Task requirements:
Find the lines that hold the word "prompt" and return them.

Material for this task:
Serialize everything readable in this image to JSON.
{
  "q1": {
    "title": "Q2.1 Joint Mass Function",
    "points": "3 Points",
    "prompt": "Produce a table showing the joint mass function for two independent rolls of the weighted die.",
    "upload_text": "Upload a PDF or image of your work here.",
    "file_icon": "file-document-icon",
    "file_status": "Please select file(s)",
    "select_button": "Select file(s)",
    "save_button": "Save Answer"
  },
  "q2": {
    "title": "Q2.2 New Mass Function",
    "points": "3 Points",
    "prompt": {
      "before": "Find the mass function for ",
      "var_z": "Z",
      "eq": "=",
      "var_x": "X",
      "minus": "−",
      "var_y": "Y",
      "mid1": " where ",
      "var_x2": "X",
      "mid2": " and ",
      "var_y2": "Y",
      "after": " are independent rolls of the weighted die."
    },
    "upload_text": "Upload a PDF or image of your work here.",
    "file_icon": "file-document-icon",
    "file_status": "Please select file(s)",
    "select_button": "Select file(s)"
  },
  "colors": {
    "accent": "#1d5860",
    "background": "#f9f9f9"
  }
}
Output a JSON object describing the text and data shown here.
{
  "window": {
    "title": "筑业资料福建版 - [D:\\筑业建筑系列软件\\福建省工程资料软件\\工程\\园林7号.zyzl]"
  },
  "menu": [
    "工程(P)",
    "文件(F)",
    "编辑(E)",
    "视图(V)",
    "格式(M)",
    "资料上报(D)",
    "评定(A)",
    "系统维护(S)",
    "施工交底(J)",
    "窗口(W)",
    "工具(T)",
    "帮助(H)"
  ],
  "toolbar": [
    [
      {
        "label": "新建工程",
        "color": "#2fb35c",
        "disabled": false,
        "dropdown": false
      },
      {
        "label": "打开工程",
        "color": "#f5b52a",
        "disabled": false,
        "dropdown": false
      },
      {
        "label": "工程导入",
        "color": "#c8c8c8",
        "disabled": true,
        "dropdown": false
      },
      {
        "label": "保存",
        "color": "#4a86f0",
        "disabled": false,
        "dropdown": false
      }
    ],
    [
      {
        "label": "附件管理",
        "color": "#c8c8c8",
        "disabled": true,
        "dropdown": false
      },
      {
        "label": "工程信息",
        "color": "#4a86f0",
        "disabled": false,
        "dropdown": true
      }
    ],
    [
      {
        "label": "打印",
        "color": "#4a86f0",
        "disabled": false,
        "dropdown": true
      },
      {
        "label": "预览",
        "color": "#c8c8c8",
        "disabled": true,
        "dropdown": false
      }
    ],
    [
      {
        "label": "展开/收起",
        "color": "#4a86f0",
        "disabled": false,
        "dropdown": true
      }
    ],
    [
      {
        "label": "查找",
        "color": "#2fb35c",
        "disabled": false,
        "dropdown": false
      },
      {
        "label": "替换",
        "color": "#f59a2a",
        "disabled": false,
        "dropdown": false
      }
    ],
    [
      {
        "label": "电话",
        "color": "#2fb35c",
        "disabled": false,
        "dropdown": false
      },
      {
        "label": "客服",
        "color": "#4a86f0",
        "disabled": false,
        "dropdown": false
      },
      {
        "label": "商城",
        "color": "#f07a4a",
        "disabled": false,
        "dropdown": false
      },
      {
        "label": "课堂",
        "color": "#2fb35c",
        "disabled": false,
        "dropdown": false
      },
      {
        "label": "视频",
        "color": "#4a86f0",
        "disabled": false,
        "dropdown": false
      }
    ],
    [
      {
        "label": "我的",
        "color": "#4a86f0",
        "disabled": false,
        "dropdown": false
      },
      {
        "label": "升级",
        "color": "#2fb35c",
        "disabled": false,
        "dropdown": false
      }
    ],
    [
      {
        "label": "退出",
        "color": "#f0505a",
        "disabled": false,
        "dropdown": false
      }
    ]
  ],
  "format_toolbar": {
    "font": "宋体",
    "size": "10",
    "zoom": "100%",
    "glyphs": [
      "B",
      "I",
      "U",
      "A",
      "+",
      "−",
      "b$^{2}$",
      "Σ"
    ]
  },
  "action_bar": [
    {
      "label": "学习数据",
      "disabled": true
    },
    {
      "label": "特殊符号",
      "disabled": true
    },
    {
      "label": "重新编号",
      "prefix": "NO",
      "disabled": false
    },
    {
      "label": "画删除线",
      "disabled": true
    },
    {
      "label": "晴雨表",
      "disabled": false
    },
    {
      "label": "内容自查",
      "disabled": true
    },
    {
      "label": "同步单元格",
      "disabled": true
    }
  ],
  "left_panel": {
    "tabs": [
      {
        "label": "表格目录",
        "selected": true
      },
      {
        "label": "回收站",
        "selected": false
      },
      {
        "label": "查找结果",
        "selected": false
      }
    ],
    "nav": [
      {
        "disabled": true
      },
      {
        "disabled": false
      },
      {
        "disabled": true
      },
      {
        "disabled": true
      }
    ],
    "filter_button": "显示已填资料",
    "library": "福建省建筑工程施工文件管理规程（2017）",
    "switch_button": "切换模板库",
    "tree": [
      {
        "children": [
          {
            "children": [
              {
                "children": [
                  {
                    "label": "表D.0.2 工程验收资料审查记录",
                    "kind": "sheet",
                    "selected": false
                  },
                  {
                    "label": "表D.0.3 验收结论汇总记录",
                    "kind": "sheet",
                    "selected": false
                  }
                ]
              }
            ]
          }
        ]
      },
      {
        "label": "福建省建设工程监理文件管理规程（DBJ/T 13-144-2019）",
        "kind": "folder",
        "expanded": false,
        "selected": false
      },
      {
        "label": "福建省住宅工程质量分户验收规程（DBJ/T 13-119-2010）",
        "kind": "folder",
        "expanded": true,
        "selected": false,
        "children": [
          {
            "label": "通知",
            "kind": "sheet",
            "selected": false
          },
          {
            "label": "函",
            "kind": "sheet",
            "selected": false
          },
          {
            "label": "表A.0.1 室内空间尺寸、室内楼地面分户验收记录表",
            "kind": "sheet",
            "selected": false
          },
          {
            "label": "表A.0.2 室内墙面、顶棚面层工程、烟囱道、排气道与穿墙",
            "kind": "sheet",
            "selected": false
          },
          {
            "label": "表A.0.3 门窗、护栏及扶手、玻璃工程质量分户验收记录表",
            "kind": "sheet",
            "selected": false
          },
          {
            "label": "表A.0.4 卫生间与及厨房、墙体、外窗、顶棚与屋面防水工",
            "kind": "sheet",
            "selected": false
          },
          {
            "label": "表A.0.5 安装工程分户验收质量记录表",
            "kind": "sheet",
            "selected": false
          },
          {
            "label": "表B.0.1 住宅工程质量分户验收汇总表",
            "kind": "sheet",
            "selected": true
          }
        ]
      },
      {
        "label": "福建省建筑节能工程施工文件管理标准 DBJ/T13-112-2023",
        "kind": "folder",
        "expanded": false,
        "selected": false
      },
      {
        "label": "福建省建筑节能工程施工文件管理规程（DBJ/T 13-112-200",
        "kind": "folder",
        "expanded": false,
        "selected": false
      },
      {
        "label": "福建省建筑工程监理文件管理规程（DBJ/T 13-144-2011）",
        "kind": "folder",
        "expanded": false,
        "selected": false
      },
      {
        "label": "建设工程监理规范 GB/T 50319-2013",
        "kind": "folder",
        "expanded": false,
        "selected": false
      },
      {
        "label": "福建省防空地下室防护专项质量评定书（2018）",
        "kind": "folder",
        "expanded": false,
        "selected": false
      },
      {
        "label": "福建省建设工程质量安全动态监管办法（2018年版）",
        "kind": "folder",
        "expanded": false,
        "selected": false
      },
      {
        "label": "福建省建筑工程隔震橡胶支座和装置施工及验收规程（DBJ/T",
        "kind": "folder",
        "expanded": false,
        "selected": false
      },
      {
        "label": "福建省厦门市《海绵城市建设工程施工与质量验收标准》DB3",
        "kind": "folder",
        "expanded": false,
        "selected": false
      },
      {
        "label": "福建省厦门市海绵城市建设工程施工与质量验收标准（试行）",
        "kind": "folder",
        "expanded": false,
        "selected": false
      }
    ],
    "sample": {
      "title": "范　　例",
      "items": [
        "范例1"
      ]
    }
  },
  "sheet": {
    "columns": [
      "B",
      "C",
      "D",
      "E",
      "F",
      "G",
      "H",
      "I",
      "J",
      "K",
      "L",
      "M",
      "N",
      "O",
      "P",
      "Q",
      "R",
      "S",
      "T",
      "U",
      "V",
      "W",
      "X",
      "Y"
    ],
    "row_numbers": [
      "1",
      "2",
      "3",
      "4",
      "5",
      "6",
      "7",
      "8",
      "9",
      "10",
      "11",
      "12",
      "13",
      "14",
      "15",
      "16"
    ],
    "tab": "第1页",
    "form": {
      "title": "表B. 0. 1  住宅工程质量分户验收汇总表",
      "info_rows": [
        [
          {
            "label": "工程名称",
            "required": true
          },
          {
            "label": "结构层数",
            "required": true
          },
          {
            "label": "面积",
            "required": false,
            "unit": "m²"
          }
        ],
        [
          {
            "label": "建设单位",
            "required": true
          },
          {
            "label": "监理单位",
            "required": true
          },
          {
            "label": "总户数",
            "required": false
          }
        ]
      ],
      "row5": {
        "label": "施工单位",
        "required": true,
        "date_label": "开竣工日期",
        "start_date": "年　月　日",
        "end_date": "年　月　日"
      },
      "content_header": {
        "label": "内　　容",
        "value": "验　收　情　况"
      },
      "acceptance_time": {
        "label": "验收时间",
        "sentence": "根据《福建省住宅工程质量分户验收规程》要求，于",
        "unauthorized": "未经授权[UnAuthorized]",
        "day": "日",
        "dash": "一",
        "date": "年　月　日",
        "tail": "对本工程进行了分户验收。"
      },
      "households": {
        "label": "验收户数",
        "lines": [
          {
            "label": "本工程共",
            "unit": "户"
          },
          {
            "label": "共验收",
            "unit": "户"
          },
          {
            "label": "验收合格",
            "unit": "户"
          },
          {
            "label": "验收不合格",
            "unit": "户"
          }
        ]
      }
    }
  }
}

The completed task:
    "prompt": "Produce a table showing the joint mass function for two independent rolls of the weighted die.",
    "prompt": {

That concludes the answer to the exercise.